Find how many lines in the data below include the word "type", then write only that number.

[start]

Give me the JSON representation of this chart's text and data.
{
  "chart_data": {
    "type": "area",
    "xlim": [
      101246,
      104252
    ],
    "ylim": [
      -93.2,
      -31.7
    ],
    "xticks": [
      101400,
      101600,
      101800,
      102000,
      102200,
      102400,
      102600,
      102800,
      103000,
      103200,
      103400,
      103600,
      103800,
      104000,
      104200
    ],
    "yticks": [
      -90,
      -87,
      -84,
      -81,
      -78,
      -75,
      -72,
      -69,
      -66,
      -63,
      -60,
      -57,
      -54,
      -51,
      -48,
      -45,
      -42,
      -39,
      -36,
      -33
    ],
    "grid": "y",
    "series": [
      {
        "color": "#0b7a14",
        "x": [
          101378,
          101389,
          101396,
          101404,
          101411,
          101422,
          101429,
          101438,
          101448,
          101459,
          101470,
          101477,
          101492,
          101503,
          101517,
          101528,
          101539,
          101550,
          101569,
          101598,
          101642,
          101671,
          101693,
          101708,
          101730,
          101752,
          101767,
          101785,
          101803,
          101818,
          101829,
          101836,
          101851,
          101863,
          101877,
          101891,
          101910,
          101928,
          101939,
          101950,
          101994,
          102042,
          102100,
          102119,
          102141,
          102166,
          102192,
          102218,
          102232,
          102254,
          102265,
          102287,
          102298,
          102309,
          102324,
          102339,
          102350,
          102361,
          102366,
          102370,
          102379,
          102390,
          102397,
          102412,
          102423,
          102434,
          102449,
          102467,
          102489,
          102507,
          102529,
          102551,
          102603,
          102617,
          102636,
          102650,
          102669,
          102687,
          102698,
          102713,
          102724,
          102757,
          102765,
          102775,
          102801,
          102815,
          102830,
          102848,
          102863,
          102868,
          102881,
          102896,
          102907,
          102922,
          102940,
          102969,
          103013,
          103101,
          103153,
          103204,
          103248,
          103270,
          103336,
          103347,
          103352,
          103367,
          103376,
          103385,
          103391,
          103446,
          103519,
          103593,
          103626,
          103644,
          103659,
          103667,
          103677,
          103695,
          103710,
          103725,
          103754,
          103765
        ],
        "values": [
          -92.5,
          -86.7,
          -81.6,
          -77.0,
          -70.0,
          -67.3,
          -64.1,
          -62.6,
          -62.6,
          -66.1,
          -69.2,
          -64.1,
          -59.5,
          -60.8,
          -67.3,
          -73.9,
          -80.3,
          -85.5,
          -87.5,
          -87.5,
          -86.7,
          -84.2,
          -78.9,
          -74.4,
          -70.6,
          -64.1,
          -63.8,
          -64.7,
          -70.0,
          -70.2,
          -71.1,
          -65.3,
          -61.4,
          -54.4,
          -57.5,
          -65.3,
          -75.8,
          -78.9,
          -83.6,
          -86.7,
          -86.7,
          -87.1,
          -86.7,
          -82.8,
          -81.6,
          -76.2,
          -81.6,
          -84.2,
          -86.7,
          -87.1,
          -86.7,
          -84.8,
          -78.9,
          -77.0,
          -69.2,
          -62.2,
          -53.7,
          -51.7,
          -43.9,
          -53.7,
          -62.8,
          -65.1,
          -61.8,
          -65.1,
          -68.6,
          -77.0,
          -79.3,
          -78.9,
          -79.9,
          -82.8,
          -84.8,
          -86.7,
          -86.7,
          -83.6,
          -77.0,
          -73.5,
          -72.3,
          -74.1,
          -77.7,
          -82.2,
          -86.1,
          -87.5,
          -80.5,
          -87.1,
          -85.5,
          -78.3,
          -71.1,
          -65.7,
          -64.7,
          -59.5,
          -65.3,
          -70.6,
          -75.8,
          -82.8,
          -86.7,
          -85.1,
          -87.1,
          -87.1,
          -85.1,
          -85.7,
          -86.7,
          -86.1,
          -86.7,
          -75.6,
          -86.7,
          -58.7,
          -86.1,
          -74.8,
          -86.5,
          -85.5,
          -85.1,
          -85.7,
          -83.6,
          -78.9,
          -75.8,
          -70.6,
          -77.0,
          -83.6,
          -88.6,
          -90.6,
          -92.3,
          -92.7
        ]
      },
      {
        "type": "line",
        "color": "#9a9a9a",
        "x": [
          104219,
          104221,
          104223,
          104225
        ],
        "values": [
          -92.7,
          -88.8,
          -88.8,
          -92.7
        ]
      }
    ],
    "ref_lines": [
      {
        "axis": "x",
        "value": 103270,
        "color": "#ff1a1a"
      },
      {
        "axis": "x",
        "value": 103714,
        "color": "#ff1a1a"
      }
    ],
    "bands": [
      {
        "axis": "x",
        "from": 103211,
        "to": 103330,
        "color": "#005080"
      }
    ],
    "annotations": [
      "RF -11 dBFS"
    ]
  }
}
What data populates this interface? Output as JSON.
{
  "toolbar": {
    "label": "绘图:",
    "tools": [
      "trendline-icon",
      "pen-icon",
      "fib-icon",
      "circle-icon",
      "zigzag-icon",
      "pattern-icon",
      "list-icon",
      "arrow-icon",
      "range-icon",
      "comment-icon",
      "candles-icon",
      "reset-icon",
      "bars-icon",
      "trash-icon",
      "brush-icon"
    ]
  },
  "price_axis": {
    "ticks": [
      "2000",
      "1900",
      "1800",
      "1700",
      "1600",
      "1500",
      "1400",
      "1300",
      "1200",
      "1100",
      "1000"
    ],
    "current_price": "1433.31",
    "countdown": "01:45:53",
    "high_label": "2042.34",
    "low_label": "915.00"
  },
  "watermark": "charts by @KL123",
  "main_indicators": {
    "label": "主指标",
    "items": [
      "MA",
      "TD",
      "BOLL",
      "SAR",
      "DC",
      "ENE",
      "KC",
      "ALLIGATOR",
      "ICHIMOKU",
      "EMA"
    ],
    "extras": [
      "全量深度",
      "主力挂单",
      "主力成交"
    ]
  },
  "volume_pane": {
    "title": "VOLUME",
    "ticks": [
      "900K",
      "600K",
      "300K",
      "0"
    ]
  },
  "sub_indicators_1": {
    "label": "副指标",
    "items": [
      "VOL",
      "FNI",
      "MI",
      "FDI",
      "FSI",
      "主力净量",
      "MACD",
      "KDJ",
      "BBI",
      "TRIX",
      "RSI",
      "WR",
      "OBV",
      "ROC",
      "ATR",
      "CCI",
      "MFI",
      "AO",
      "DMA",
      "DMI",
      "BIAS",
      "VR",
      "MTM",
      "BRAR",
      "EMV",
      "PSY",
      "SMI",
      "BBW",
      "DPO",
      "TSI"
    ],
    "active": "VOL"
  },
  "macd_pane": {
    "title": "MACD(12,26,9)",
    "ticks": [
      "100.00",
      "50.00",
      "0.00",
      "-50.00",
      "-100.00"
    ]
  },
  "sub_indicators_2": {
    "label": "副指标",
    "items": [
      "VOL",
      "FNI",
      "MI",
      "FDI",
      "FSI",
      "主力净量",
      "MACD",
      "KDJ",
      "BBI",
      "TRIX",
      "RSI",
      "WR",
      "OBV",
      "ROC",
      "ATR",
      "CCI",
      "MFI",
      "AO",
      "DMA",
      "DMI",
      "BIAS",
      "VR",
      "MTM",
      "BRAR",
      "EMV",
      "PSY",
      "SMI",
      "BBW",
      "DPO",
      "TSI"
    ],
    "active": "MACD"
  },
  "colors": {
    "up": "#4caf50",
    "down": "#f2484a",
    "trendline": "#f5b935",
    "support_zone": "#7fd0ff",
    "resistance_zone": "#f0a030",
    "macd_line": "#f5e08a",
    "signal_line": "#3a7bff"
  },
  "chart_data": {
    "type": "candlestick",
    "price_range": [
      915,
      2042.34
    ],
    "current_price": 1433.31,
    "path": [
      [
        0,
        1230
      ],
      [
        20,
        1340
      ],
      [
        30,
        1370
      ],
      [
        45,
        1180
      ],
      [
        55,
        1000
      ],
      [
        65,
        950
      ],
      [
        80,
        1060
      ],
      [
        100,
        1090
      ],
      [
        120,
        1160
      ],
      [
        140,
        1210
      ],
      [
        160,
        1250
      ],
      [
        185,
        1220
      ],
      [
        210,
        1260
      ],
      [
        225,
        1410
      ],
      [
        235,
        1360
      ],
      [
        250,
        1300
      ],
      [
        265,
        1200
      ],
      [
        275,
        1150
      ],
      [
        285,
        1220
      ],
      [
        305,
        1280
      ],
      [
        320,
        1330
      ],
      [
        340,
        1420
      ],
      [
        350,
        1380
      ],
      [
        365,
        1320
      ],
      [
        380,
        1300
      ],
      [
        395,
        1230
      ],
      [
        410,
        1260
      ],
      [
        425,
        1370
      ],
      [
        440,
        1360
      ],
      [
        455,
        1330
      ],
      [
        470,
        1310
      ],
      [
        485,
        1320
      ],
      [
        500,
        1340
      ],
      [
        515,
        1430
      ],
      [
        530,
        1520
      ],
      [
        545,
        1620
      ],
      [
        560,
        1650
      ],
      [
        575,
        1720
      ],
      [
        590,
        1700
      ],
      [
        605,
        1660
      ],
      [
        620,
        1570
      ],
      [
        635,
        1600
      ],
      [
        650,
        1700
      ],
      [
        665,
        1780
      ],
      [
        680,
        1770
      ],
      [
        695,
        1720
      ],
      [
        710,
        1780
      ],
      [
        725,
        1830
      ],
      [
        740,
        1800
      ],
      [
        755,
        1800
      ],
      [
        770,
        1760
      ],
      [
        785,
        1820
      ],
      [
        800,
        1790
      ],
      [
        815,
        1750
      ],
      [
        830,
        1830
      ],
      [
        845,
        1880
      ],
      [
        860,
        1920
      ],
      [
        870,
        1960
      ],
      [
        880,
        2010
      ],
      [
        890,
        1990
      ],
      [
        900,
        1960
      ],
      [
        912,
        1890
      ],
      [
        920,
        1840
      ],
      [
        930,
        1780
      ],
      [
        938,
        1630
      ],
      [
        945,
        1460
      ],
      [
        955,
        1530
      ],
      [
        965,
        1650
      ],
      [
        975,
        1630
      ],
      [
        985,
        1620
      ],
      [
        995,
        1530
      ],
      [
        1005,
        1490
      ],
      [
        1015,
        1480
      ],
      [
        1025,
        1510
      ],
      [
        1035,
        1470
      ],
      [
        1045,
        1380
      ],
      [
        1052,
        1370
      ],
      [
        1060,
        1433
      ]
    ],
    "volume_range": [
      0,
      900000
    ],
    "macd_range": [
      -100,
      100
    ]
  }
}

[end]

- [RESULT]: 3